### THE PROBLEM
Please convert the listing below into a numbered list, one entry per line, with any blank lines left out.

### PROVIDED MATERIAL

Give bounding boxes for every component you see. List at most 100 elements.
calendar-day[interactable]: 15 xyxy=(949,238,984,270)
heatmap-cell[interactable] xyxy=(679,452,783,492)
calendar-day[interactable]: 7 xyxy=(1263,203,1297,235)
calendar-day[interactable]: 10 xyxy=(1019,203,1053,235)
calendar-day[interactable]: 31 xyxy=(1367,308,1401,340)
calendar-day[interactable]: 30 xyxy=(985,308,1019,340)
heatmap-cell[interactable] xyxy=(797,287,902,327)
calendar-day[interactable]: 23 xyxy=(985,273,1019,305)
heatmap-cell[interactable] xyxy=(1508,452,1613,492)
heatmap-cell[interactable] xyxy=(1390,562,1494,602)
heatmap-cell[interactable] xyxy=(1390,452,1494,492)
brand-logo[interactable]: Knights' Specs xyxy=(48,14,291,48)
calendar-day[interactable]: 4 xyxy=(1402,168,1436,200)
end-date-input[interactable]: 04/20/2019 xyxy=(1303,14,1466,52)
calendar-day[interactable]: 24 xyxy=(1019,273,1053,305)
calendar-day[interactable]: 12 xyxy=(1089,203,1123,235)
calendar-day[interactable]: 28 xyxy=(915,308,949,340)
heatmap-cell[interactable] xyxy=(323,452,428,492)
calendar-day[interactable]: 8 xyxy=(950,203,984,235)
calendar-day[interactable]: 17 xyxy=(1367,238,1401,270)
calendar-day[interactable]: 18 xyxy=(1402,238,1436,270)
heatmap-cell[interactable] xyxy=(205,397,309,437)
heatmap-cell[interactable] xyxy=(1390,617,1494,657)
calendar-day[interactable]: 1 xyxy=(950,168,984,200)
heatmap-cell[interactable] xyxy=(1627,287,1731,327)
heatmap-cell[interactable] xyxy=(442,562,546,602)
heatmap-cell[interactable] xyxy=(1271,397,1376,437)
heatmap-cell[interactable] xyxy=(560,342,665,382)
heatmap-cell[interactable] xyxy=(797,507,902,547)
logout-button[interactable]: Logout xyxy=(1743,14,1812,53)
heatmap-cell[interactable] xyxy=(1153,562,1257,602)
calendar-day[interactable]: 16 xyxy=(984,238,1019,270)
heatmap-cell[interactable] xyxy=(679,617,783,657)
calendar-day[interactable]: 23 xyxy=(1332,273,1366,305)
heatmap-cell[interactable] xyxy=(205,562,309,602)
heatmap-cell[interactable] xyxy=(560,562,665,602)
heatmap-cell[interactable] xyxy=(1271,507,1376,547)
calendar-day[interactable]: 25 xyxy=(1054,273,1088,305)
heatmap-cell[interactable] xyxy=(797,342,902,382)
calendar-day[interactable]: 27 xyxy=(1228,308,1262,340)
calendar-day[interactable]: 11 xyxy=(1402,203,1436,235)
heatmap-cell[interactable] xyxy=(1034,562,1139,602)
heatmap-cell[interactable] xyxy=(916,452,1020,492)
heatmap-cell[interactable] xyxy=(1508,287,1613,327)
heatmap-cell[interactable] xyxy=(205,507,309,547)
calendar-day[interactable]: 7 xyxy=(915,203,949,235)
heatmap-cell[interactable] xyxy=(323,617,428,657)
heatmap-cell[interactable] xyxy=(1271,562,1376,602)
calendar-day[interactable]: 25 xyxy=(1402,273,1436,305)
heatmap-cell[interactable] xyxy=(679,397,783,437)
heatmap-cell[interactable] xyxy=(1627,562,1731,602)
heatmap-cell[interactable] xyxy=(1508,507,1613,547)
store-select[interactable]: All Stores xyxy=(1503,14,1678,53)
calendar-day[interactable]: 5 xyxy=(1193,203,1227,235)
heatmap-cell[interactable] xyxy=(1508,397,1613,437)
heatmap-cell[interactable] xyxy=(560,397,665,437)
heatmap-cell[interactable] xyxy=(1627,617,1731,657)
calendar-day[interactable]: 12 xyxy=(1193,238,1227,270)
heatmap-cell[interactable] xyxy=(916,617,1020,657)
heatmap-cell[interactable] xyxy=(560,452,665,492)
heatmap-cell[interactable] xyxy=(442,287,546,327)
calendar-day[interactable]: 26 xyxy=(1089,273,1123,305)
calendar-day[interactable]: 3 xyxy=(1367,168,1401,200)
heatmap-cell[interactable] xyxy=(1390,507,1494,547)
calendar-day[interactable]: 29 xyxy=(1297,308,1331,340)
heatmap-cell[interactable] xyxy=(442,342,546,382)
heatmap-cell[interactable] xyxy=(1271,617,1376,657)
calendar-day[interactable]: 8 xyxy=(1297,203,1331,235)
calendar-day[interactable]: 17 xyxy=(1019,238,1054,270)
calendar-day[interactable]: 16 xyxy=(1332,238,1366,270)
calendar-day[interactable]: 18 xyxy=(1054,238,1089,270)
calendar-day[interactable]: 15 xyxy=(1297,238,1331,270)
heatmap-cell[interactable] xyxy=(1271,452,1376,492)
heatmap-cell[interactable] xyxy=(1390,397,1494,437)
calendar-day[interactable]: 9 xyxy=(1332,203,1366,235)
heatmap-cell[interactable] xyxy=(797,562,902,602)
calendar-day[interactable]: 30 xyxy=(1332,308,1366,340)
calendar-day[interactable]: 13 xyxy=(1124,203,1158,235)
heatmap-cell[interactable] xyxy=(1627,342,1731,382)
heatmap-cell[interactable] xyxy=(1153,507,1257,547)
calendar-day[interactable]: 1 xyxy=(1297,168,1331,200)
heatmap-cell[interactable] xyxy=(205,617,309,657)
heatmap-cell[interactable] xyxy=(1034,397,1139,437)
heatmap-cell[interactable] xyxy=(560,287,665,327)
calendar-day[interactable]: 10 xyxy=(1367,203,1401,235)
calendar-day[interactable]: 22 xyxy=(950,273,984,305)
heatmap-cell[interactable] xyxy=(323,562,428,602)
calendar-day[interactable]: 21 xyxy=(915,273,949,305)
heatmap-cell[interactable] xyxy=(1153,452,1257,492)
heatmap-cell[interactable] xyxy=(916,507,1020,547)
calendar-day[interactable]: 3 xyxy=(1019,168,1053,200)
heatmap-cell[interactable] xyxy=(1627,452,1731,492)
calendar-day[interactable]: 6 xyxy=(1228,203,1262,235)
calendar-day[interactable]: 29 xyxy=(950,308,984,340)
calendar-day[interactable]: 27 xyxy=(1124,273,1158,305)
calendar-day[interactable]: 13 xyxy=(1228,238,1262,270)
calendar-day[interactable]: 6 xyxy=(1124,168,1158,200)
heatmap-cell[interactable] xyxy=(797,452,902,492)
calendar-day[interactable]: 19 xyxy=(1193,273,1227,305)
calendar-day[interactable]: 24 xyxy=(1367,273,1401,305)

### EXERCISE ANSWER
1. Give bounding boxes for every component you see. List at most 100 elements.
2. calendar-day[interactable]: 15 xyxy=(949,238,984,270)
3. heatmap-cell[interactable] xyxy=(679,452,783,492)
4. calendar-day[interactable]: 7 xyxy=(1263,203,1297,235)
5. calendar-day[interactable]: 10 xyxy=(1019,203,1053,235)
6. calendar-day[interactable]: 31 xyxy=(1367,308,1401,340)
7. calendar-day[interactable]: 30 xyxy=(985,308,1019,340)
8. heatmap-cell[interactable] xyxy=(797,287,902,327)
9. calendar-day[interactable]: 23 xyxy=(985,273,1019,305)
10. heatmap-cell[interactable] xyxy=(1508,452,1613,492)
11. heatmap-cell[interactable] xyxy=(1390,562,1494,602)
12. heatmap-cell[interactable] xyxy=(1390,452,1494,492)
13. brand-logo[interactable]: Knights' Specs xyxy=(48,14,291,48)
14. calendar-day[interactable]: 4 xyxy=(1402,168,1436,200)
15. end-date-input[interactable]: 04/20/2019 xyxy=(1303,14,1466,52)
16. calendar-day[interactable]: 24 xyxy=(1019,273,1053,305)
17. calendar-day[interactable]: 12 xyxy=(1089,203,1123,235)
18. calendar-day[interactable]: 28 xyxy=(915,308,949,340)
19. heatmap-cell[interactable] xyxy=(323,452,428,492)
20. calendar-day[interactable]: 8 xyxy=(950,203,984,235)
21. calendar-day[interactable]: 17 xyxy=(1367,238,1401,270)
22. calendar-day[interactable]: 18 xyxy=(1402,238,1436,270)
23. heatmap-cell[interactable] xyxy=(205,397,309,437)
24. heatmap-cell[interactable] xyxy=(1390,617,1494,657)
25. calendar-day[interactable]: 1 xyxy=(950,168,984,200)
26. heatmap-cell[interactable] xyxy=(1627,287,1731,327)
27. heatmap-cell[interactable] xyxy=(442,562,546,602)
28. heatmap-cell[interactable] xyxy=(1271,397,1376,437)
29. heatmap-cell[interactable] xyxy=(560,342,665,382)
30. heatmap-cell[interactable] xyxy=(797,507,902,547)
31. logout-button[interactable]: Logout xyxy=(1743,14,1812,53)
32. heatmap-cell[interactable] xyxy=(1153,562,1257,602)
33. calendar-day[interactable]: 16 xyxy=(984,238,1019,270)
34. heatmap-cell[interactable] xyxy=(679,617,783,657)
35. calendar-day[interactable]: 23 xyxy=(1332,273,1366,305)
36. heatmap-cell[interactable] xyxy=(205,562,309,602)
37. heatmap-cell[interactable] xyxy=(560,562,665,602)
38. heatmap-cell[interactable] xyxy=(1271,507,1376,547)
39. calendar-day[interactable]: 25 xyxy=(1054,273,1088,305)
40. heatmap-cell[interactable] xyxy=(797,342,902,382)
41. calendar-day[interactable]: 27 xyxy=(1228,308,1262,340)
42. calendar-day[interactable]: 11 xyxy=(1402,203,1436,235)
43. heatmap-cell[interactable] xyxy=(1034,562,1139,602)
44. heatmap-cell[interactable] xyxy=(916,452,1020,492)
45. heatmap-cell[interactable] xyxy=(1508,287,1613,327)
46. heatmap-cell[interactable] xyxy=(205,507,309,547)
47. calendar-day[interactable]: 7 xyxy=(915,203,949,235)
48. heatmap-cell[interactable] xyxy=(323,617,428,657)
49. heatmap-cell[interactable] xyxy=(1271,562,1376,602)
50. calendar-day[interactable]: 25 xyxy=(1402,273,1436,305)
51. heatmap-cell[interactable] xyxy=(679,397,783,437)
52. heatmap-cell[interactable] xyxy=(1627,562,1731,602)
53. heatmap-cell[interactable] xyxy=(1508,507,1613,547)
54. store-select[interactable]: All Stores xyxy=(1503,14,1678,53)
55. calendar-day[interactable]: 5 xyxy=(1193,203,1227,235)
56. heatmap-cell[interactable] xyxy=(1508,397,1613,437)
57. heatmap-cell[interactable] xyxy=(560,397,665,437)
58. heatmap-cell[interactable] xyxy=(1627,617,1731,657)
59. calendar-day[interactable]: 12 xyxy=(1193,238,1227,270)
60. heatmap-cell[interactable] xyxy=(916,617,1020,657)
61. heatmap-cell[interactable] xyxy=(560,452,665,492)
62. heatmap-cell[interactable] xyxy=(442,287,546,327)
63. calendar-day[interactable]: 26 xyxy=(1089,273,1123,305)
64. calendar-day[interactable]: 3 xyxy=(1367,168,1401,200)
65. heatmap-cell[interactable] xyxy=(1390,507,1494,547)
66. calendar-day[interactable]: 29 xyxy=(1297,308,1331,340)
67. heatmap-cell[interactable] xyxy=(442,342,546,382)
68. heatmap-cell[interactable] xyxy=(1271,617,1376,657)
69. calendar-day[interactable]: 8 xyxy=(1297,203,1331,235)
70. calendar-day[interactable]: 17 xyxy=(1019,238,1054,270)
71. calendar-day[interactable]: 16 xyxy=(1332,238,1366,270)
72. calendar-day[interactable]: 18 xyxy=(1054,238,1089,270)
73. calendar-day[interactable]: 15 xyxy=(1297,238,1331,270)
74. heatmap-cell[interactable] xyxy=(1271,452,1376,492)
75. heatmap-cell[interactable] xyxy=(1390,397,1494,437)
76. calendar-day[interactable]: 9 xyxy=(1332,203,1366,235)
77. heatmap-cell[interactable] xyxy=(797,562,902,602)
78. calendar-day[interactable]: 30 xyxy=(1332,308,1366,340)
79. calendar-day[interactable]: 13 xyxy=(1124,203,1158,235)
80. heatmap-cell[interactable] xyxy=(1627,342,1731,382)
81. heatmap-cell[interactable] xyxy=(1153,507,1257,547)
82. calendar-day[interactable]: 1 xyxy=(1297,168,1331,200)
83. heatmap-cell[interactable] xyxy=(205,617,309,657)
84. heatmap-cell[interactable] xyxy=(1034,397,1139,437)
85. heatmap-cell[interactable] xyxy=(560,287,665,327)
86. calendar-day[interactable]: 10 xyxy=(1367,203,1401,235)
87. calendar-day[interactable]: 22 xyxy=(950,273,984,305)
88. heatmap-cell[interactable] xyxy=(323,562,428,602)
89. calendar-day[interactable]: 21 xyxy=(915,273,949,305)
90. heatmap-cell[interactable] xyxy=(1153,452,1257,492)
91. heatmap-cell[interactable] xyxy=(916,507,1020,547)
92. calendar-day[interactable]: 3 xyxy=(1019,168,1053,200)
93. heatmap-cell[interactable] xyxy=(1627,452,1731,492)
94. calendar-day[interactable]: 6 xyxy=(1228,203,1262,235)
95. calendar-day[interactable]: 29 xyxy=(950,308,984,340)
96. calendar-day[interactable]: 27 xyxy=(1124,273,1158,305)
97. calendar-day[interactable]: 13 xyxy=(1228,238,1262,270)
98. calendar-day[interactable]: 6 xyxy=(1124,168,1158,200)
99. heatmap-cell[interactable] xyxy=(797,452,902,492)
100. calendar-day[interactable]: 19 xyxy=(1193,273,1227,305)
101. calendar-day[interactable]: 24 xyxy=(1367,273,1401,305)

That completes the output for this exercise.